*Document*.
§
March 18 – May 6, 2017
Opening on Saturday March 18, 2017 from 5 to 8 pm

3, rue du Cloître Saint-Merri, 75004 – Paris

Galerie Nathalie Obadia is delighted to showcase a selection of artworks by Manuel Ocampo. Born in 1965 in the Philippines, this major artist of the Asia-Pacific region is one of the most influent on the international contemporary art scene today. He will represent the Philippines at the 57th Venice Biennale.

Manuel Ocampo’s painting intertwines a wide range of signs and codes drawn from his very acute sense of observation. By combining references to colonial iconography, Judeo-Christian tradition, folk art, Spanish Catholicism, Manila’s underground culture, cartoon, comics, graffiti art, naïve art, Mexican ex-voto, science fiction and neo-Dadaism, the artist generates subversive and decadent images that revisit the history of art in an explicit and provocative way.
§
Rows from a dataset

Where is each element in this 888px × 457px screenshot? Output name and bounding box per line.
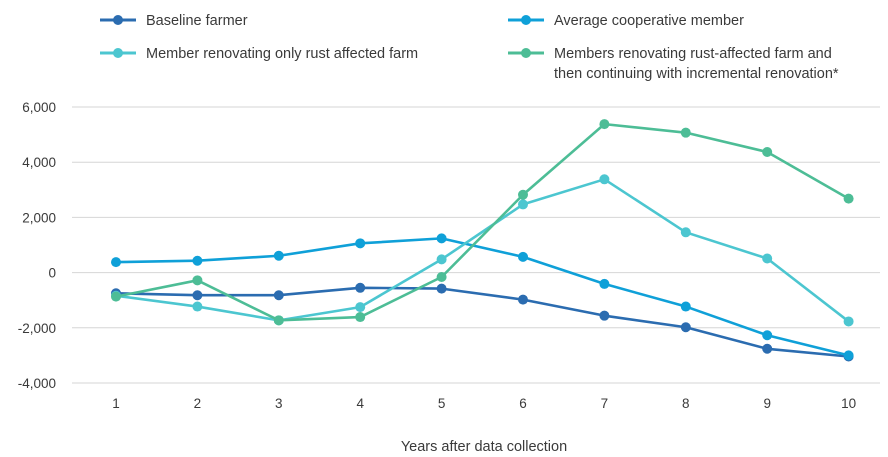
legend-item: Average cooperative member bbox=[508, 13, 744, 29]
data-point bbox=[192, 290, 203, 301]
y-tick-label: -2,000 bbox=[18, 321, 56, 336]
data-point bbox=[436, 254, 447, 265]
x-tick-label: 10 bbox=[841, 396, 856, 411]
legend-label: Baseline farmer bbox=[146, 13, 248, 29]
series-1 bbox=[111, 282, 854, 362]
data-point bbox=[273, 290, 284, 301]
legend-label: Average cooperative member bbox=[554, 13, 744, 29]
data-point bbox=[843, 193, 854, 204]
data-point bbox=[355, 312, 366, 323]
legend-swatch-marker bbox=[521, 15, 531, 25]
legend-swatch-marker bbox=[113, 48, 123, 58]
data-point bbox=[680, 227, 691, 238]
y-axis-ticks: -4,000 -2,000 0 2,000 4,000 6,000 bbox=[18, 100, 56, 391]
x-tick-label: 6 bbox=[519, 396, 527, 411]
x-tick-label: 4 bbox=[356, 396, 364, 411]
legend-swatch-marker bbox=[521, 48, 531, 58]
legend-item: Baseline farmer bbox=[100, 13, 248, 29]
x-tick-label: 2 bbox=[194, 396, 202, 411]
data-point bbox=[273, 250, 284, 261]
data-point bbox=[111, 291, 121, 302]
y-tick-label: 6,000 bbox=[22, 100, 56, 115]
series-group bbox=[111, 119, 854, 362]
data-point bbox=[355, 282, 366, 293]
data-point bbox=[599, 174, 610, 185]
data-point bbox=[436, 233, 447, 244]
data-point bbox=[273, 315, 284, 326]
data-point bbox=[518, 189, 528, 200]
data-point bbox=[192, 255, 203, 266]
x-tick-label: 5 bbox=[438, 396, 446, 411]
series-line bbox=[115, 122, 850, 322]
data-point bbox=[599, 278, 610, 289]
series-line bbox=[115, 286, 849, 358]
series-line bbox=[115, 237, 849, 357]
x-tick-label: 3 bbox=[275, 396, 283, 411]
data-point bbox=[518, 294, 528, 305]
legend-item: Members renovating rust-affected farm an… bbox=[508, 46, 839, 82]
data-point bbox=[843, 350, 854, 361]
data-point bbox=[518, 251, 528, 262]
x-axis-ticks: 1 2 3 4 5 6 7 8 9 10 bbox=[112, 396, 856, 411]
legend: Baseline farmer Average cooperative membe… bbox=[100, 13, 839, 82]
legend-label: Members renovating rust-affected farm an… bbox=[554, 46, 832, 62]
series-line bbox=[115, 178, 850, 323]
data-point bbox=[680, 127, 691, 138]
data-point bbox=[518, 199, 528, 210]
y-tick-label: 2,000 bbox=[22, 210, 56, 225]
series-2 bbox=[111, 233, 854, 361]
data-point bbox=[436, 283, 447, 294]
data-point bbox=[762, 343, 773, 354]
data-point bbox=[599, 310, 610, 321]
legend-label: Member renovating only rust affected far… bbox=[146, 46, 418, 62]
data-point bbox=[762, 330, 773, 341]
data-point bbox=[192, 301, 203, 312]
legend-label: then continuing with incremental renovat… bbox=[554, 66, 839, 82]
data-point bbox=[762, 146, 773, 157]
data-point bbox=[680, 301, 691, 312]
series-4 bbox=[111, 119, 854, 326]
data-point bbox=[192, 275, 203, 286]
data-point bbox=[599, 119, 610, 130]
data-point bbox=[762, 253, 773, 264]
legend-item: Member renovating only rust affected far… bbox=[100, 46, 418, 62]
data-point bbox=[843, 316, 854, 327]
legend-swatch-marker bbox=[113, 15, 123, 25]
x-tick-label: 9 bbox=[763, 396, 771, 411]
data-point bbox=[111, 257, 121, 268]
x-axis-title: Years after data collection bbox=[401, 439, 567, 455]
y-tick-label: 4,000 bbox=[22, 155, 56, 170]
data-point bbox=[355, 238, 366, 249]
x-tick-label: 1 bbox=[112, 396, 120, 411]
data-point bbox=[355, 302, 366, 313]
series-3 bbox=[111, 174, 854, 327]
x-tick-label: 8 bbox=[682, 396, 690, 411]
y-tick-label: 0 bbox=[48, 266, 56, 281]
data-point bbox=[436, 272, 447, 283]
gridlines bbox=[72, 106, 880, 384]
x-tick-label: 7 bbox=[601, 396, 609, 411]
y-tick-label: -4,000 bbox=[18, 376, 56, 391]
data-point bbox=[680, 322, 691, 333]
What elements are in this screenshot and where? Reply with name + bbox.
§
*Parts of the exercise*.
1/ According to the exhibition announcement, how does Manuel Ocampo's painting come to produce images that revisit the history of art in an explicit and provocative way? Answer in one to three sentences.
2/ Reproduce verbatim the passage of the exhibition announcement starting with "3, rue du Cloître" and going on through "57th Venice Biennale.".

*Expected outputs*.
1/ Ocampo combines references to colonial iconography, Judeo-Christian tradition, folk art, Spanish Catholicism, Manila's underground culture, cartoon, comics, graffiti art, naïve art, Mexican ex-voto, science fiction and neo-Dadaism. By doing so, he generates subversive and decadent images that revisit art history explicitly and provocatively. The signs and codes he draws on come from his very acute sense of observation.

2/
3, rue du Cloître Saint-Merri, 75004 – Paris

Galerie Nathalie Obadia is delighted to showcase a selection of artworks by Manuel Ocampo. Born in 1965 in the Philippines, this major artist of the Asia-Pacific region is one of the most influent on the international contemporary art scene today. He will represent the Philippines at the 57th Venice Biennale.